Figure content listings
----

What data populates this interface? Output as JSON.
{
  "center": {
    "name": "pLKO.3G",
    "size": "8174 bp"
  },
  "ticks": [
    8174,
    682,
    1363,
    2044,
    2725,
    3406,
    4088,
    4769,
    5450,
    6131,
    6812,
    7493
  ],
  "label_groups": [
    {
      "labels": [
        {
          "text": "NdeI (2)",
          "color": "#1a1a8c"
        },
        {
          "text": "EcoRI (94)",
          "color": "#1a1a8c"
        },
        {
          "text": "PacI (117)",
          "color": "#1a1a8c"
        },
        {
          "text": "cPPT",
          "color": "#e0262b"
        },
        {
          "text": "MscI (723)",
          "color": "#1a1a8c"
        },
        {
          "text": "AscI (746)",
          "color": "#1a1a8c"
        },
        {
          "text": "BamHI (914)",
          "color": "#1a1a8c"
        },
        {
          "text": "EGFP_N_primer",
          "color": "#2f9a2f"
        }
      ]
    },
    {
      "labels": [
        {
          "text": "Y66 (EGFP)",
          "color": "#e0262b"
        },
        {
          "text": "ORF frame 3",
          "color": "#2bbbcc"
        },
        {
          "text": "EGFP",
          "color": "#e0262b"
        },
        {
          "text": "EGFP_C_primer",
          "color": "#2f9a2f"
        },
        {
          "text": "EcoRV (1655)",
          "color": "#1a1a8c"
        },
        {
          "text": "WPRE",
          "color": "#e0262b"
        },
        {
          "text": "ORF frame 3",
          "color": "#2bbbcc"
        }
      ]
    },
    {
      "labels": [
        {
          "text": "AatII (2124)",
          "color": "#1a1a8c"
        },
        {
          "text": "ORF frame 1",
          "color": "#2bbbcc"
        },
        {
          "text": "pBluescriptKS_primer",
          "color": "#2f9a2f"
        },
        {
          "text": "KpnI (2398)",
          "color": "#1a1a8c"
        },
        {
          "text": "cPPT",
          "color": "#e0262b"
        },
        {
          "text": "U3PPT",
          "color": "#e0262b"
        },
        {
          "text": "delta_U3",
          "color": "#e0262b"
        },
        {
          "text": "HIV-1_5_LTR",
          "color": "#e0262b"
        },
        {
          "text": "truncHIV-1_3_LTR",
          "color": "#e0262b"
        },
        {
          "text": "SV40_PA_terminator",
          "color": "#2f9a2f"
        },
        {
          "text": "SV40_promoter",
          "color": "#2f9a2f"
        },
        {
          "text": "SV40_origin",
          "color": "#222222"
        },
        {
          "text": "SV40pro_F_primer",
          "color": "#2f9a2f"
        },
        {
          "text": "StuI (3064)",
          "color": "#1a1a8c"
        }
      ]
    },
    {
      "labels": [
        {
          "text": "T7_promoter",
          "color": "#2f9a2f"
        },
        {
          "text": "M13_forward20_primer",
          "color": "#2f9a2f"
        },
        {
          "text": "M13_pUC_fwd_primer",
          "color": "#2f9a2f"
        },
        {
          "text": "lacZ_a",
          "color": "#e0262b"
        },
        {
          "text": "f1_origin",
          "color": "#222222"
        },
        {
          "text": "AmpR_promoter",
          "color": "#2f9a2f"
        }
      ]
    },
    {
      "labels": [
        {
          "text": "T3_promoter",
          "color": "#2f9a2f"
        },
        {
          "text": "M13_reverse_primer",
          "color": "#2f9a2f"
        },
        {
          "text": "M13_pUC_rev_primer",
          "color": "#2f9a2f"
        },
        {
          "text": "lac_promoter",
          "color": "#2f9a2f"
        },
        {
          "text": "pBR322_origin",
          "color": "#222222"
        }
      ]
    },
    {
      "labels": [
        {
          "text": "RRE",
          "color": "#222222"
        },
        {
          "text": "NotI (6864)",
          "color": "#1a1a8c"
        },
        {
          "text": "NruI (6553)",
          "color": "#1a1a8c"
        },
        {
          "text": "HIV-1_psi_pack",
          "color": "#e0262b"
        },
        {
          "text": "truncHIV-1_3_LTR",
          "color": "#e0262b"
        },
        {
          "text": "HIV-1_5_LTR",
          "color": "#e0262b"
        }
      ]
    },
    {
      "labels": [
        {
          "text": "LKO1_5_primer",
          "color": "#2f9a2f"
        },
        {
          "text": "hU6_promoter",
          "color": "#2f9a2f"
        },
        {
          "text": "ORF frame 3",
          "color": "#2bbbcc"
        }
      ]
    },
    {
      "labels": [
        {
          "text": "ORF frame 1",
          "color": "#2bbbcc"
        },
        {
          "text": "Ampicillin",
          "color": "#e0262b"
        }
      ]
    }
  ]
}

----

Quote every record above exactly.

What data populates this interface? Output as JSON.
{
  "center": {
    "name": "pLKO.3G",
    "size": "8174 bp"
  },
  "ticks": [
    8174,
    682,
    1363,
    2044,
    2725,
    3406,
    4088,
    4769,
    5450,
    6131,
    6812,
    7493
  ],
  "label_groups": [
    {
      "labels": [
        {
          "text": "NdeI (2)",
          "color": "#1a1a8c"
        },
        {
          "text": "EcoRI (94)",
          "color": "#1a1a8c"
        },
        {
          "text": "PacI (117)",
          "color": "#1a1a8c"
        },
        {
          "text": "cPPT",
          "color": "#e0262b"
        },
        {
          "text": "MscI (723)",
          "color": "#1a1a8c"
        },
        {
          "text": "AscI (746)",
          "color": "#1a1a8c"
        },
        {
          "text": "BamHI (914)",
          "color": "#1a1a8c"
        },
        {
          "text": "EGFP_N_primer",
          "color": "#2f9a2f"
        }
      ]
    },
    {
      "labels": [
        {
          "text": "Y66 (EGFP)",
          "color": "#e0262b"
        },
        {
          "text": "ORF frame 3",
          "color": "#2bbbcc"
        },
        {
          "text": "EGFP",
          "color": "#e0262b"
        },
        {
          "text": "EGFP_C_primer",
          "color": "#2f9a2f"
        },
        {
          "text": "EcoRV (1655)",
          "color": "#1a1a8c"
        },
        {
          "text": "WPRE",
          "color": "#e0262b"
        },
        {
          "text": "ORF frame 3",
          "color": "#2bbbcc"
        }
      ]
    },
    {
      "labels": [
        {
          "text": "AatII (2124)",
          "color": "#1a1a8c"
        },
        {
          "text": "ORF frame 1",
          "color": "#2bbbcc"
        },
        {
          "text": "pBluescriptKS_primer",
          "color": "#2f9a2f"
        },
        {
          "text": "KpnI (2398)",
          "color": "#1a1a8c"
        },
        {
          "text": "cPPT",
          "color": "#e0262b"
        },
        {
          "text": "U3PPT",
          "color": "#e0262b"
        },
        {
          "text": "delta_U3",
          "color": "#e0262b"
        },
        {
          "text": "HIV-1_5_LTR",
          "color": "#e0262b"
        },
        {
          "text": "truncHIV-1_3_LTR",
          "color": "#e0262b"
        },
        {
          "text": "SV40_PA_terminator",
          "color": "#2f9a2f"
        },
        {
          "text": "SV40_promoter",
          "color": "#2f9a2f"
        },
        {
          "text": "SV40_origin",
          "color": "#222222"
        },
        {
          "text": "SV40pro_F_primer",
          "color": "#2f9a2f"
        },
        {
          "text": "StuI (3064)",
          "color": "#1a1a8c"
        }
      ]
    },
    {
      "labels": [
        {
          "text": "T7_promoter",
          "color": "#2f9a2f"
        },
        {
          "text": "M13_forward20_primer",
          "color": "#2f9a2f"
        },
        {
          "text": "M13_pUC_fwd_primer",
          "color": "#2f9a2f"
        },
        {
          "text": "lacZ_a",
          "color": "#e0262b"
        },
        {
          "text": "f1_origin",
          "color": "#222222"
        },
        {
          "text": "AmpR_promoter",
          "color": "#2f9a2f"
        }
      ]
    },
    {
      "labels": [
        {
          "text": "T3_promoter",
          "color": "#2f9a2f"
        },
        {
          "text": "M13_reverse_primer",
          "color": "#2f9a2f"
        },
        {
          "text": "M13_pUC_rev_primer",
          "color": "#2f9a2f"
        },
        {
          "text": "lac_promoter",
          "color": "#2f9a2f"
        },
        {
          "text": "pBR322_origin",
          "color": "#222222"
        }
      ]
    },
    {
      "labels": [
        {
          "text": "RRE",
          "color": "#222222"
        },
        {
          "text": "NotI (6864)",
          "color": "#1a1a8c"
        },
        {
          "text": "NruI (6553)",
          "color": "#1a1a8c"
        },
        {
          "text": "HIV-1_psi_pack",
          "color": "#e0262b"
        },
        {
          "text": "truncHIV-1_3_LTR",
          "color": "#e0262b"
        },
        {
          "text": "HIV-1_5_LTR",
          "color": "#e0262b"
        }
      ]
    },
    {
      "labels": [
        {
          "text": "LKO1_5_primer",
          "color": "#2f9a2f"
        },
        {
          "text": "hU6_promoter",
          "color": "#2f9a2f"
        },
        {
          "text": "ORF frame 3",
          "color": "#2bbbcc"
        }
      ]
    },
    {
      "labels": [
        {
          "text": "ORF frame 1",
          "color": "#2bbbcc"
        },
        {
          "text": "Ampicillin",
          "color": "#e0262b"
        }
      ]
    }
  ]
}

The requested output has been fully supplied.